**Text**.
Purpose of the Study:

  • To introduce and evaluate the Dynamic Shift Detector (DSD) algorithm for identifying parameter changes in population dynamics.
  • To assess the DSD's accuracy in detecting shifts in simulated and real-world ecological data.
  • To demonstrate the algorithm's utility in informing ecological management and conservation strategies.

Main Methods:

  • The Dynamic Shift Detector algorithm iteratively fits subsets of population time series data.
  • Model selection is used to rank breakpoint combinations and assign relative weights to detected shifts.
  • Performance was evaluated using simulations and two case studies: an invasion process and a conservation scenario.

Main Results:

  • The DSD accurately identified simulated parameter shifts with 70-100% accuracy under low noise conditions.

**Task list**.
a. Can you quote the study summary word for word, from the part that opens with the words containing "Purpose of the" through the part that closes with "to detected shifts."?
b. How would you condense the section of the study summary that begins "Main Methods:" into two sentences while keeping its main facts?
c. Can you continue the Dynamic Shift Detector study summary, starting after its last line on 70-100% accuracy under low noise conditions?

**Data under study**.
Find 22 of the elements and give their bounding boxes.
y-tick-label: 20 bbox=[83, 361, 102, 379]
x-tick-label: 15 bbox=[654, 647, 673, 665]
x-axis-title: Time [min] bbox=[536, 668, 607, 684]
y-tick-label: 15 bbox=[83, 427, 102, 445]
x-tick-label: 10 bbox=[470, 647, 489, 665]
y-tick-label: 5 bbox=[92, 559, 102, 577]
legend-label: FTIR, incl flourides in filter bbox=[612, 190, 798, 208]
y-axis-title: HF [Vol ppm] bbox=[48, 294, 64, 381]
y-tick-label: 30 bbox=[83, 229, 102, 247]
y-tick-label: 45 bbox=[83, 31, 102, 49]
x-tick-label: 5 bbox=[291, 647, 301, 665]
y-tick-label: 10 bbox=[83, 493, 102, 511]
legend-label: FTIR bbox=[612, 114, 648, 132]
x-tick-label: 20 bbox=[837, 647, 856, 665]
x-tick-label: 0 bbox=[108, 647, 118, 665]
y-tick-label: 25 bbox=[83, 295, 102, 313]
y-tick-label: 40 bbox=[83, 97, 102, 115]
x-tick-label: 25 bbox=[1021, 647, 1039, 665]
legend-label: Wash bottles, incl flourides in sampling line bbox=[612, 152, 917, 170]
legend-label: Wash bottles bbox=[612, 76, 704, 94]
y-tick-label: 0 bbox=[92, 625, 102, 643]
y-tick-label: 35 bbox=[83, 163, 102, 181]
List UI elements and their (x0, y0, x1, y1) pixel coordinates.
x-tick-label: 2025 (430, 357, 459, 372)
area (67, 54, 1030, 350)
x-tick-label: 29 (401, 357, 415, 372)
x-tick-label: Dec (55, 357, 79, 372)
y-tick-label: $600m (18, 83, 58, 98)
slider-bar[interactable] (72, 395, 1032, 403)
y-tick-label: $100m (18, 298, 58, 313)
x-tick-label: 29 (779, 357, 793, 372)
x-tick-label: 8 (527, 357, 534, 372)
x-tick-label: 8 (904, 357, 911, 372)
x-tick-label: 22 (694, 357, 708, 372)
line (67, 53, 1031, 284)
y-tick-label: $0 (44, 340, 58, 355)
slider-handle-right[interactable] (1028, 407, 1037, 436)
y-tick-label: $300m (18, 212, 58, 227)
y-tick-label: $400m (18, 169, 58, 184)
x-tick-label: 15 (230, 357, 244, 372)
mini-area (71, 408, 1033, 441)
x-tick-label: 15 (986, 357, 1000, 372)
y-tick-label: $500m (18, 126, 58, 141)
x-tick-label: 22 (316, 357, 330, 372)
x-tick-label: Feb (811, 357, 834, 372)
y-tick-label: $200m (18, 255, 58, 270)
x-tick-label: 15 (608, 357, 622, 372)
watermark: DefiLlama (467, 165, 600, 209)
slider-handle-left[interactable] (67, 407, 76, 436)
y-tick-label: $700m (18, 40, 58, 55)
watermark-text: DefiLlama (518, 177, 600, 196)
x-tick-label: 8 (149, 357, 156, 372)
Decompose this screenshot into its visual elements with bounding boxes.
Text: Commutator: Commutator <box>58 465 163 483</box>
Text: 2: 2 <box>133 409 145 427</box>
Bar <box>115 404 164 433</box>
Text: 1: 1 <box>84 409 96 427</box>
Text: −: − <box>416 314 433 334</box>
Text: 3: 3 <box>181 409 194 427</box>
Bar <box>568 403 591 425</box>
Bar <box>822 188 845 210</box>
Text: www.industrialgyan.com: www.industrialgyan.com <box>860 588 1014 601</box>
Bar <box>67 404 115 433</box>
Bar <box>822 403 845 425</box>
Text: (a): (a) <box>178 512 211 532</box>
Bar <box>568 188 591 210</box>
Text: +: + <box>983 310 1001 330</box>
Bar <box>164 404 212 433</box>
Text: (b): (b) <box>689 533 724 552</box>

**Task-by-task answers**.
a.
Purpose of the Study:

  • To introduce and evaluate the Dynamic Shift Detector (DSD) algorithm for identifying parameter changes in population dynamics.
  • To assess the DSD's accuracy in detecting shifts in simulated and real-world ecological data.
  • To demonstrate the algorithm's utility in informing ecological management and conservation strategies.

Main Methods:

  • The Dynamic Shift Detector algorithm iteratively fits subsets of population time series data.
  • Model selection is used to rank breakpoint combinations and assign relative weights to detected shifts.

b. The Dynamic Shift Detector repeatedly fits subsets of population time series data and uses model selection to rank breakpoint combinations and assign relative weights to the detected shifts. Its performance was tested with simulations and two case studies: an invasion process and a conservation scenario.

c.
  • The algorithm assigned high weights (>0.8) to true breaks and low weights (<0.2) to erroneous breaks.
  • Case studies revealed shifts linked to resource availability during invasion and changing management practices affecting hostplants.

Conclusions:

  • The Dynamic Shift Detector algorithm effectively identifies parameter shifts in population dynamics.
  • This tool can provide critical insights into ecological transitions and inform conservation and management decisions.
  • The DSD is valuable for understanding species' dynamics in the context of global environmental change.